Tâches à réaliser >>
**a.** Dans l'article sur les manifestations à Beyrouth, relevez tous ceux que le général à la retraite Sami Rammah appelle à considérer la révolution comme le véritable représentant du peuple libanais.
**b.** Poursuivez l'article sur les manifestations à Beyrouth à partir de sa dernière phrase.

08/08/2020 18:28 CEST | Actualisé il y a 2 heures

Liban: À Beyrouth, le ministère des Affaires étrangères transformé en « quartier général de la révolution »

Des milliers de Libanais ont crié vengeance contre leurs dirigeants ce samedi à Beyrouth, accusés d’être responsables de la double explosion au port le 4 août.

EXPLOSIONS À BEYROUTH – Climat d’insurrection au Liban. Des manifestants, menés par des officiers à la retraite, ont pris d’assaut ce samedi 8 août dans la soirée le palais Bustros, siège du ministère des Affaires étrangères à Beyrouth, le proclamant “quartier général de la Révolution”.

Cette initiative, diffusée en direct à la télévision, est intervenue alors que l’attention des forces de sécurité se concentrait depuis plusieurs heures sur le rassemblement de milliers de protestataires dans le centre-ville. Ces derniers demandent des comptes aux autorités pour la gigantesque explosion au port il y a quatre jours, qui a dévasté la capitale et fait au moins 158 morts et 6.000 blessés.

“Nous avons pris le ministère des Affaires étrangères comme quartier général de la Révolution”, a annoncé dans un communiqué, depuis le perron du ministère, le général à la retraite Sami Rammah, devant quelque 200 personnes qui criaient “Révolution”. Il a également appelé “les pays arabes frères, tous les pays amis, la Ligue arabe et l’ONU à considérer notre révolution comme le véritable représentant du peuple libanais”.

PATRICK BAZ / AFP
Un homme évacue un manifestant blessé à Beyrouth ce 8 août 2020.

Selon le dernier bilan transmis aux médias locaux par la Croix-Rouge libanaise, 63 personnes ont été blessées et hospitalisés lors des violences et 175 autres soignées sur place.

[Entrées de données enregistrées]
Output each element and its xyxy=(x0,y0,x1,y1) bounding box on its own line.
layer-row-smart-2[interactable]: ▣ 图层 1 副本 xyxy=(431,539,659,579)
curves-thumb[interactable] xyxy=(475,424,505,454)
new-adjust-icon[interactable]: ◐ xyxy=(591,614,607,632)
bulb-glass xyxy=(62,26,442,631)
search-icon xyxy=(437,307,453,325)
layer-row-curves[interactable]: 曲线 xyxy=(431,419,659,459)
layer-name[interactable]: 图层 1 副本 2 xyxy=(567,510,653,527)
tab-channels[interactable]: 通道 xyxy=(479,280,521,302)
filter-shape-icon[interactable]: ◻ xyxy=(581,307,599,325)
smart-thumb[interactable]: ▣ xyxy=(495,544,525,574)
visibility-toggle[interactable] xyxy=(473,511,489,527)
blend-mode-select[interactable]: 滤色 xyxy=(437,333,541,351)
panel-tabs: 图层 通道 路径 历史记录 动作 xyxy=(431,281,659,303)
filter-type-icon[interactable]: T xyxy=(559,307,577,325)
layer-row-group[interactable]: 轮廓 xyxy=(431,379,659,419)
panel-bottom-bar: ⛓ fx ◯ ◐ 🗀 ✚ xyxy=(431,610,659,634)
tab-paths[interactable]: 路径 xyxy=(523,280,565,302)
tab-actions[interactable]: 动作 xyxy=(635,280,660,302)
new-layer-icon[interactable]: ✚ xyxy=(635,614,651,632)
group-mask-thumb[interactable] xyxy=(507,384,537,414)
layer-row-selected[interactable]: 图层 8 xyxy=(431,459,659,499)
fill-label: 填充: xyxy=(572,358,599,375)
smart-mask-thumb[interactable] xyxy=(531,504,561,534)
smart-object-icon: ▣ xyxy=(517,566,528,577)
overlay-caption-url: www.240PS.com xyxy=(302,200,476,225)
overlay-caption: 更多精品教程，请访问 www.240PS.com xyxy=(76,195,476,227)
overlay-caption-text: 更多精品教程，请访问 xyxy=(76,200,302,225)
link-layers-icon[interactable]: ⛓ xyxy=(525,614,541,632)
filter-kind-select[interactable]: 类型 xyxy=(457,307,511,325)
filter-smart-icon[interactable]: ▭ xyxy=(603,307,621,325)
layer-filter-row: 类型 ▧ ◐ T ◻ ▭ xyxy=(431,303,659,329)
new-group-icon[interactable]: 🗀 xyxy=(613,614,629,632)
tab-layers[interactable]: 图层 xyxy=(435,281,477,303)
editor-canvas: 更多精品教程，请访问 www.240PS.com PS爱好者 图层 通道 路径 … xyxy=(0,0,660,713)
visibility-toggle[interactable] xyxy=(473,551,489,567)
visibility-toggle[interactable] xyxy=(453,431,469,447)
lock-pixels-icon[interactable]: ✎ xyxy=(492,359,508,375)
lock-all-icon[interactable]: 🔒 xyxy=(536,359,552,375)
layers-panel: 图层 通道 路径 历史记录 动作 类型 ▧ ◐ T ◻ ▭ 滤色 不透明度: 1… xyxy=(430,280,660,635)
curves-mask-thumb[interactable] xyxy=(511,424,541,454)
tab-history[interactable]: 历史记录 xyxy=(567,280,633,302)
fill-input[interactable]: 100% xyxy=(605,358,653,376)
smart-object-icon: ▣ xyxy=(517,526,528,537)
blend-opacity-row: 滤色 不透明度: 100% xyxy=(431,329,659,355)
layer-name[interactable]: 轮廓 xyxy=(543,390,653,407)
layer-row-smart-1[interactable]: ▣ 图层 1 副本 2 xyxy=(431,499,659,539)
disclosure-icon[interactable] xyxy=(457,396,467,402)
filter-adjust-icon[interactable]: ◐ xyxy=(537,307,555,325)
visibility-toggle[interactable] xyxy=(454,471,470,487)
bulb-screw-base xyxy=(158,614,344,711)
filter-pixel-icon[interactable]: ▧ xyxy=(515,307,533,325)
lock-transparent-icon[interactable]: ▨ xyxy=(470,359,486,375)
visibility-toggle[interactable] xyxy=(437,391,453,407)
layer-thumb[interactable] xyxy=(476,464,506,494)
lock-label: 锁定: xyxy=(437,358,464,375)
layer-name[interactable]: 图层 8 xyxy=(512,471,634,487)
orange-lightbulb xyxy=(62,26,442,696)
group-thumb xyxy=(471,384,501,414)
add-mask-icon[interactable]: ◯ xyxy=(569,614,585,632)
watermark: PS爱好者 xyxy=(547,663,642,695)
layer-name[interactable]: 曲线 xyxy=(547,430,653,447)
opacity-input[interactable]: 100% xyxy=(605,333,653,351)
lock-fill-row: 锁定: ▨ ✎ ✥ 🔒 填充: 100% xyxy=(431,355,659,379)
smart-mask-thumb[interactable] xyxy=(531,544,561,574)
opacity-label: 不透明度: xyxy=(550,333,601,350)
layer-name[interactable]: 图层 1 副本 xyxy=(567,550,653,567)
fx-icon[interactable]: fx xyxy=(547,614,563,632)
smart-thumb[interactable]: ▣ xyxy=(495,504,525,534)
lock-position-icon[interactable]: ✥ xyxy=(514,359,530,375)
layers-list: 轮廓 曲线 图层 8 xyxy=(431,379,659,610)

Réponses numérotées >>
**a.**
- les pays arabes frères
- tous les pays amis
- la Ligue arabe
- l'ONU

**b.**
Dans la soirée, le Premier ministre, Hassane Diab, a annoncé qu’il allait proposer des élections anticipées “seule sortie possible à la crise structurelle”, ajoutant qu’il était prêt à rester au pouvoir “pendant deux mois”, le temps que les forces politiques s’entendent à ce sujet.

“Vengeance, jusqu’à la chute du régime!”

Brandissant des potences, certains manifestants ont installé des guillotines en bois sur la place des Martyrs à Beyrouth, épicentre d’une contestation qui avait commencé de façon pacifique en octobre 2019, avant de s’essouffler sous les doubles coups de la pandémie de coronavirus et de la crise économique.

“C’est eux ou nous”

Partis du quartier dévasté de Mar Mikhaël, ils ont emprunté les rues jonchées de gravats et de monticules de verre brisé, au milieu des immeubles aux fenêtres éventrées pour rallier le centre-ville. Parfois par une ouverture béante, on aperçoit un lustre en cristal, brinquebalant mais toujours suspendu au plafond.

“Il y a désormais de la haine et du sang entre nous et ce pouvoir”, affirme Najib Farah, un promoteur immobilier de 35 ans. “Les gens veulent se venger, ils ont détruit la ville à cause de leur négligence et leur corruption”. Du centre-ville, on voit les ruines du port où s’est produite mardi l’explosion, qui aurait été provoquée par un énorme dépôt de nitrate d’ammonium.

Pour les Libanais qui ploient sous le poids de la crise économique et politique, l’explosion a été la tragédie de trop: “On n’en peut plus. On est pris en otage, on ne peut pas quitter le pays, on ne peut retirer notre argent des banques, le peuple est en train de crever de faim , il y a plus de deux millions de chômeurs”, dit Médéa Azoury, une manifestante de 46 ans. “Et là, par négligence et à cause de la corruption, il y a 300.000  personnes qui sont sans-abri, Beyrouth a été complètement détruite”, ajoute-t-elle.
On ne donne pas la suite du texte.